**Set problem**.
Extract the lines that hold the string "color".

:: Stored records

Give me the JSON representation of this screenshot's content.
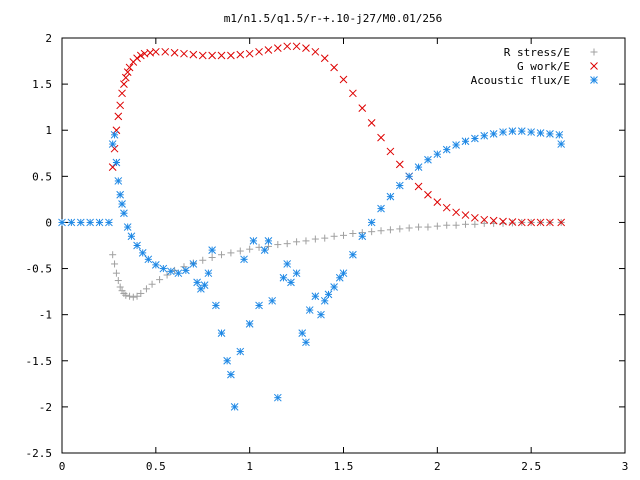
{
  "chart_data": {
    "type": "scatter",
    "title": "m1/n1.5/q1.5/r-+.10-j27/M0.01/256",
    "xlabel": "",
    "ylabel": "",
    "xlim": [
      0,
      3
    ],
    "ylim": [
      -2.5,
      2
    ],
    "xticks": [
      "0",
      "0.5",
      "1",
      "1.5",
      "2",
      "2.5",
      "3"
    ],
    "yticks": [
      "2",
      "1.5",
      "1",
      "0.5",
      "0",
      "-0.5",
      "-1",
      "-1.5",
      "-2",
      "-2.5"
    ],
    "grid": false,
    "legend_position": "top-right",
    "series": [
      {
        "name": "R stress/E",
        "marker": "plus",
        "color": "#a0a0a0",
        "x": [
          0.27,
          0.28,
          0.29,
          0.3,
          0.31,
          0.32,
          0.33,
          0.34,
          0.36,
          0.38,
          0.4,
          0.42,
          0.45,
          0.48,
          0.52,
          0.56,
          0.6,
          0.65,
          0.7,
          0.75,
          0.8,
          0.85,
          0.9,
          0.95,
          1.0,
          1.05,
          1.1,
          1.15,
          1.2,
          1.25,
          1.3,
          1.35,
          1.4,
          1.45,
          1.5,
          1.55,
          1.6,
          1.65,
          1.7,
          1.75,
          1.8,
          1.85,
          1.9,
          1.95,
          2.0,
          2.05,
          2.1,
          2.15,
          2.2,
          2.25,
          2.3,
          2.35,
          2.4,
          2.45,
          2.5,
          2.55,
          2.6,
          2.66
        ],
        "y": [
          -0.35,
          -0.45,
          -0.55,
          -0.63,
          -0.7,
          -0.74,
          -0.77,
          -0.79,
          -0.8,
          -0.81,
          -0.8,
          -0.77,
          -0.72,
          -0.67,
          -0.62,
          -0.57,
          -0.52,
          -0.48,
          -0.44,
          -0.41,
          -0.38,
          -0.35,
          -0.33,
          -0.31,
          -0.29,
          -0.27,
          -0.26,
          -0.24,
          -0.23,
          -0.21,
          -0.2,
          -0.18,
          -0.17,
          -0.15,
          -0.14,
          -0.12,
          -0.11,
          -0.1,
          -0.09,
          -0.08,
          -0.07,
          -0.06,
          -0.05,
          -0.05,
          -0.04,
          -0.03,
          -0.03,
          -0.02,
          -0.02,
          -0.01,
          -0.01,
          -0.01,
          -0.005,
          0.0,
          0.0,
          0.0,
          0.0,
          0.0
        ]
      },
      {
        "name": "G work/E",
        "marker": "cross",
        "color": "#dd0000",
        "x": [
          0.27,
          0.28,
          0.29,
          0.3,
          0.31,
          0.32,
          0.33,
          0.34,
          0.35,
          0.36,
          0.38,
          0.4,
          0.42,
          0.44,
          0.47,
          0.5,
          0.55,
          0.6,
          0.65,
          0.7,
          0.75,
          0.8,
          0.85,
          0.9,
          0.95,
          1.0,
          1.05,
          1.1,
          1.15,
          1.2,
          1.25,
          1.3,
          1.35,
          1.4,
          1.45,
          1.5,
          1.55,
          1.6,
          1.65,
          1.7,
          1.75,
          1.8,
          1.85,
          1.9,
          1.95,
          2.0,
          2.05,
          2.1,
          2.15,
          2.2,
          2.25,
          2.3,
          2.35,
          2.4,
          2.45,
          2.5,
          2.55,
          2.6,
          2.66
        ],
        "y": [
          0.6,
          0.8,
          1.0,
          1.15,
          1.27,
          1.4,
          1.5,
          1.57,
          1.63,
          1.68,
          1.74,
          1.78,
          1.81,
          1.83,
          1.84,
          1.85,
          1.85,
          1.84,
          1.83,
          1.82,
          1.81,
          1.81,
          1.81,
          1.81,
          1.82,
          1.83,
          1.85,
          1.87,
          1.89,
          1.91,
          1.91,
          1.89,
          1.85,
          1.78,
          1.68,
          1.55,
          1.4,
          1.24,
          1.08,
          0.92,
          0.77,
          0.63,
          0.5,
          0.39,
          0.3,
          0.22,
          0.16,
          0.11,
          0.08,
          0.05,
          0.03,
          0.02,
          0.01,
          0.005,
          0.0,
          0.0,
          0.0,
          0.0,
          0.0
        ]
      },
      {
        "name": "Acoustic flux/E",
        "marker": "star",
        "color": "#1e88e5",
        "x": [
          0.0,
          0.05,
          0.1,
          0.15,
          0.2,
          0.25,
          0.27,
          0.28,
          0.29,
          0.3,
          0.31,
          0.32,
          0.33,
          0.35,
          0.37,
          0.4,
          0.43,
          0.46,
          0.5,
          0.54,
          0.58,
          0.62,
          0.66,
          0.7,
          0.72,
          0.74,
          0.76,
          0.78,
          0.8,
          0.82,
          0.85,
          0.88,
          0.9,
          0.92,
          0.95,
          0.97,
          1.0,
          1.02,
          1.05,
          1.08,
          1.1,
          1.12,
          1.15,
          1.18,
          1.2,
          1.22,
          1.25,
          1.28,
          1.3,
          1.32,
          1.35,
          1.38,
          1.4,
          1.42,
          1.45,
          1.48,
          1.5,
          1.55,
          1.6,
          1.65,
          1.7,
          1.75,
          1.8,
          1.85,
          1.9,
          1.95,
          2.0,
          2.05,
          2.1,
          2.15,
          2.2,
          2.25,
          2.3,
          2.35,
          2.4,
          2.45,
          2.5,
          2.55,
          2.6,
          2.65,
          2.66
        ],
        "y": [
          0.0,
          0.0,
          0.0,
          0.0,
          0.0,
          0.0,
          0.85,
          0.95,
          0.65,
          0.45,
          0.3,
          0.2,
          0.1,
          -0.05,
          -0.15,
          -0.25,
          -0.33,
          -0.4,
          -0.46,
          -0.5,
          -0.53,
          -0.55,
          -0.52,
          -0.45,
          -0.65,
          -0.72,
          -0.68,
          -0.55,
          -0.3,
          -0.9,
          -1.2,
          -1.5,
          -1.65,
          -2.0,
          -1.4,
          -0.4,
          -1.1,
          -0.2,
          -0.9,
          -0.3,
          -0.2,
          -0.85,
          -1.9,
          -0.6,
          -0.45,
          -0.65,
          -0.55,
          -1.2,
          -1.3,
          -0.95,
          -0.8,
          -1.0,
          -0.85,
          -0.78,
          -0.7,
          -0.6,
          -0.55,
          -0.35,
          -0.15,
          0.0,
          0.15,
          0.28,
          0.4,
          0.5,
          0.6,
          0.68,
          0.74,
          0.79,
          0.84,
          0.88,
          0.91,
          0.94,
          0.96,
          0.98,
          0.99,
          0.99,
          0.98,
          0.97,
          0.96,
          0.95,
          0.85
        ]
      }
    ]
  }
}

::::

**Answer in full**.
        "color": "#a0a0a0",
        "color": "#dd0000",
        "color": "#1e88e5",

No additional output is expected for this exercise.